Give all of the lines again exactly as they read.

[start of RECORD LIST]

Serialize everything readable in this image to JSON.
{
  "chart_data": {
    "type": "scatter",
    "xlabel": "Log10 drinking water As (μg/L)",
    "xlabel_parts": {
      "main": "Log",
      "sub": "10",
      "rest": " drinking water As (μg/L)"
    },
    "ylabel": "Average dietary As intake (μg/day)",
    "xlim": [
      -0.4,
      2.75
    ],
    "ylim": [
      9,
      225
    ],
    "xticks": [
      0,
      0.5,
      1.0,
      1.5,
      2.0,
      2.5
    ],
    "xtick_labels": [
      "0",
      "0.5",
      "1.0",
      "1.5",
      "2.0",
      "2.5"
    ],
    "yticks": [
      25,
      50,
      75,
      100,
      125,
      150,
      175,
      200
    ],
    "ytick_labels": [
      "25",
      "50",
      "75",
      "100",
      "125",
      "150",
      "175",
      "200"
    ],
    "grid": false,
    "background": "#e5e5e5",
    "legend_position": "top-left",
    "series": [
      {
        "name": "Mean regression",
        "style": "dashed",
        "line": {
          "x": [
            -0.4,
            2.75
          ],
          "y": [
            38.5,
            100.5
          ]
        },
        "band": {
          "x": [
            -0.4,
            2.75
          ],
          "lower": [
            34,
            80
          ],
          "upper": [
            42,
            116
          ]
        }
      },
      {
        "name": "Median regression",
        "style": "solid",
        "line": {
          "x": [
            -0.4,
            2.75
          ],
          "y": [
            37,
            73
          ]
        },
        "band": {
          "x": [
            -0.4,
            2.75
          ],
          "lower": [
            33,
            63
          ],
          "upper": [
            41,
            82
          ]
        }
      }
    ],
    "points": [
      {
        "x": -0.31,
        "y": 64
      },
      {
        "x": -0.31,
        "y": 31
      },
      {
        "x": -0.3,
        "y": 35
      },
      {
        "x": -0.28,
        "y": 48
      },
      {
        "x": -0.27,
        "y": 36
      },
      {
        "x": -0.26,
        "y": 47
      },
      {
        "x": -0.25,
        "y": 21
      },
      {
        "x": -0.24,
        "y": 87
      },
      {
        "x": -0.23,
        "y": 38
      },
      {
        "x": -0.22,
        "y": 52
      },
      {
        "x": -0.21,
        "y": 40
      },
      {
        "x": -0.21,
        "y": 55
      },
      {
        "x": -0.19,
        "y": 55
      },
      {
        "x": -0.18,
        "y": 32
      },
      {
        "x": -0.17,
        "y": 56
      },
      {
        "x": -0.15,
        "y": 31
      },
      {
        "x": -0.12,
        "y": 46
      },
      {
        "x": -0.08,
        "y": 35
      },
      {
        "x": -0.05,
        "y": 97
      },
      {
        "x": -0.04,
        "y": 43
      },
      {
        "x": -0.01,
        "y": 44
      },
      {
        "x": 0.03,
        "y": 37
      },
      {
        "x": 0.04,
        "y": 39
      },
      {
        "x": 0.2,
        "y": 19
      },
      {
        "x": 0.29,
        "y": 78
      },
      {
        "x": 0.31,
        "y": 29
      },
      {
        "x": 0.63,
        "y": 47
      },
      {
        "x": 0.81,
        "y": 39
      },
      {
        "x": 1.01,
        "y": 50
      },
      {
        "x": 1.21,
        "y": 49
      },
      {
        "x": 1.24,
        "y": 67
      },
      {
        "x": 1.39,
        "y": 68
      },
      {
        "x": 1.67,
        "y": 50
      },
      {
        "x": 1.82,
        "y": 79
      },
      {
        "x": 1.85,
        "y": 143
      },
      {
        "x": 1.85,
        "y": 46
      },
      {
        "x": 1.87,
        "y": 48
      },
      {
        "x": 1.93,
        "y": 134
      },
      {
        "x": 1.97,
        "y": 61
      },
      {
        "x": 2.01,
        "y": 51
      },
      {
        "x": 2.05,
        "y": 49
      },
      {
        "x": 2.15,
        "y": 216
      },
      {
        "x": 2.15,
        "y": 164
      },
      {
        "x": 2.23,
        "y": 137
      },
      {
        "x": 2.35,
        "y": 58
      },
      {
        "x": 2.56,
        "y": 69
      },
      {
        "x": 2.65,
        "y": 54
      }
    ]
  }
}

[end of RECORD LIST]

SOLUTION FOR THIS PROBLEM.
Serialize everything readable in this image to JSON.
{
  "chart_data": {
    "type": "scatter",
    "xlabel": "Log10 drinking water As (μg/L)",
    "xlabel_parts": {
      "main": "Log",
      "sub": "10",
      "rest": " drinking water As (μg/L)"
    },
    "ylabel": "Average dietary As intake (μg/day)",
    "xlim": [
      -0.4,
      2.75
    ],
    "ylim": [
      9,
      225
    ],
    "xticks": [
      0,
      0.5,
      1.0,
      1.5,
      2.0,
      2.5
    ],
    "xtick_labels": [
      "0",
      "0.5",
      "1.0",
      "1.5",
      "2.0",
      "2.5"
    ],
    "yticks": [
      25,
      50,
      75,
      100,
      125,
      150,
      175,
      200
    ],
    "ytick_labels": [
      "25",
      "50",
      "75",
      "100",
      "125",
      "150",
      "175",
      "200"
    ],
    "grid": false,
    "background": "#e5e5e5",
    "legend_position": "top-left",
    "series": [
      {
        "name": "Mean regression",
        "style": "dashed",
        "line": {
          "x": [
            -0.4,
            2.75
          ],
          "y": [
            38.5,
            100.5
          ]
        },
        "band": {
          "x": [
            -0.4,
            2.75
          ],
          "lower": [
            34,
            80
          ],
          "upper": [
            42,
            116
          ]
        }
      },
      {
        "name": "Median regression",
        "style": "solid",
        "line": {
          "x": [
            -0.4,
            2.75
          ],
          "y": [
            37,
            73
          ]
        },
        "band": {
          "x": [
            -0.4,
            2.75
          ],
          "lower": [
            33,
            63
          ],
          "upper": [
            41,
            82
          ]
        }
      }
    ],
    "points": [
      {
        "x": -0.31,
        "y": 64
      },
      {
        "x": -0.31,
        "y": 31
      },
      {
        "x": -0.3,
        "y": 35
      },
      {
        "x": -0.28,
        "y": 48
      },
      {
        "x": -0.27,
        "y": 36
      },
      {
        "x": -0.26,
        "y": 47
      },
      {
        "x": -0.25,
        "y": 21
      },
      {
        "x": -0.24,
        "y": 87
      },
      {
        "x": -0.23,
        "y": 38
      },
      {
        "x": -0.22,
        "y": 52
      },
      {
        "x": -0.21,
        "y": 40
      },
      {
        "x": -0.21,
        "y": 55
      },
      {
        "x": -0.19,
        "y": 55
      },
      {
        "x": -0.18,
        "y": 32
      },
      {
        "x": -0.17,
        "y": 56
      },
      {
        "x": -0.15,
        "y": 31
      },
      {
        "x": -0.12,
        "y": 46
      },
      {
        "x": -0.08,
        "y": 35
      },
      {
        "x": -0.05,
        "y": 97
      },
      {
        "x": -0.04,
        "y": 43
      },
      {
        "x": -0.01,
        "y": 44
      },
      {
        "x": 0.03,
        "y": 37
      },
      {
        "x": 0.04,
        "y": 39
      },
      {
        "x": 0.2,
        "y": 19
      },
      {
        "x": 0.29,
        "y": 78
      },
      {
        "x": 0.31,
        "y": 29
      },
      {
        "x": 0.63,
        "y": 47
      },
      {
        "x": 0.81,
        "y": 39
      },
      {
        "x": 1.01,
        "y": 50
      },
      {
        "x": 1.21,
        "y": 49
      },
      {
        "x": 1.24,
        "y": 67
      },
      {
        "x": 1.39,
        "y": 68
      },
      {
        "x": 1.67,
        "y": 50
      },
      {
        "x": 1.82,
        "y": 79
      },
      {
        "x": 1.85,
        "y": 143
      },
      {
        "x": 1.85,
        "y": 46
      },
      {
        "x": 1.87,
        "y": 48
      },
      {
        "x": 1.93,
        "y": 134
      },
      {
        "x": 1.97,
        "y": 61
      },
      {
        "x": 2.01,
        "y": 51
      },
      {
        "x": 2.05,
        "y": 49
      },
      {
        "x": 2.15,
        "y": 216
      },
      {
        "x": 2.15,
        "y": 164
      },
      {
        "x": 2.23,
        "y": 137
      },
      {
        "x": 2.35,
        "y": 58
      },
      {
        "x": 2.56,
        "y": 69
      },
      {
        "x": 2.65,
        "y": 54
      }
    ]
  }
}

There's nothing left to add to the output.